> [DATA FOR THIS EXERCISE]
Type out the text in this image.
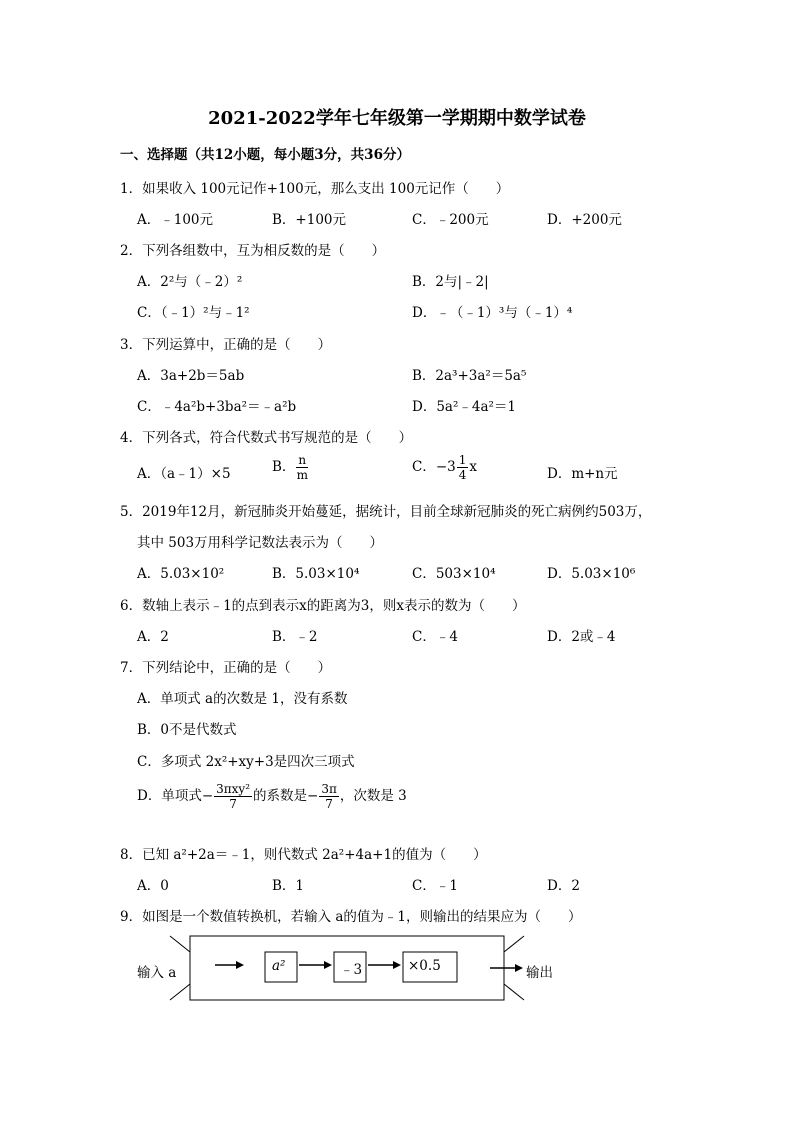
2021-2022学年七年级第一学期期中数学试卷
一、选择题（共12小题，每小题3分，共36分）
1．如果收入 100元记作+100元，那么支出 100元记作（　　）
A．﹣100元	B．+100元	C．﹣200元	D．+200元
2．下列各组数中，互为相反数的是（　　）
A．2²与（﹣2）²	B．2与|﹣2|
C．（﹣1）²与﹣1²	D．﹣（﹣1）³与（﹣1）⁴
3．下列运算中，正确的是（　　）
A．3a+2b＝5ab	B．2a³+3a²＝5a⁵
C．﹣4a²b+3ba²＝﹣a²b	D．5a²﹣4a²＝1
4．下列各式，符合代数式书写规范的是（　　）
A．（a﹣1）×5	B． $\frac{n}{m}$	C．$-3 \frac{1}{4}$ x	D．m+n元
5．2019年12月，新冠肺炎开始蔓延，据统计，目前全球新冠肺炎的死亡病例约503万，
其中 503万用科学记数法表示为（　　）
A．5.03×10²	B．5.03×10⁴	C．503×10⁴	D．5.03×10⁶
6．数轴上表示﹣1的点到表示x的距离为3，则x表示的数为（　　）
A．2	B．﹣2	C．﹣4	D．2或﹣4
7．下列结论中，正确的是（　　）
A．单项式 a的次数是 1，没有系数
B．0不是代数式
C．多项式 2x²+xy+3是四次三项式
D．单项式− $\frac{\text{3πxy²}}{7}$ 的系数是− $\frac{3\pi}{7}$ ，次数是 3
8．已知 a²+2a＝﹣1，则代数式 2a²+4a+1的值为（　　）
A．0	B．1	C．﹣1	D．2
9．如图是一个数值转换机，若输入 a的值为﹣1，则输出的结果应为（　　）
输入 a	a²	﹣3	×0.5	输出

> [WORK INSTRUCTIONS] Identify the lines in the records above that contain the word "text", then state how many there are and nothing more.

> [ANSWER BELOW] 2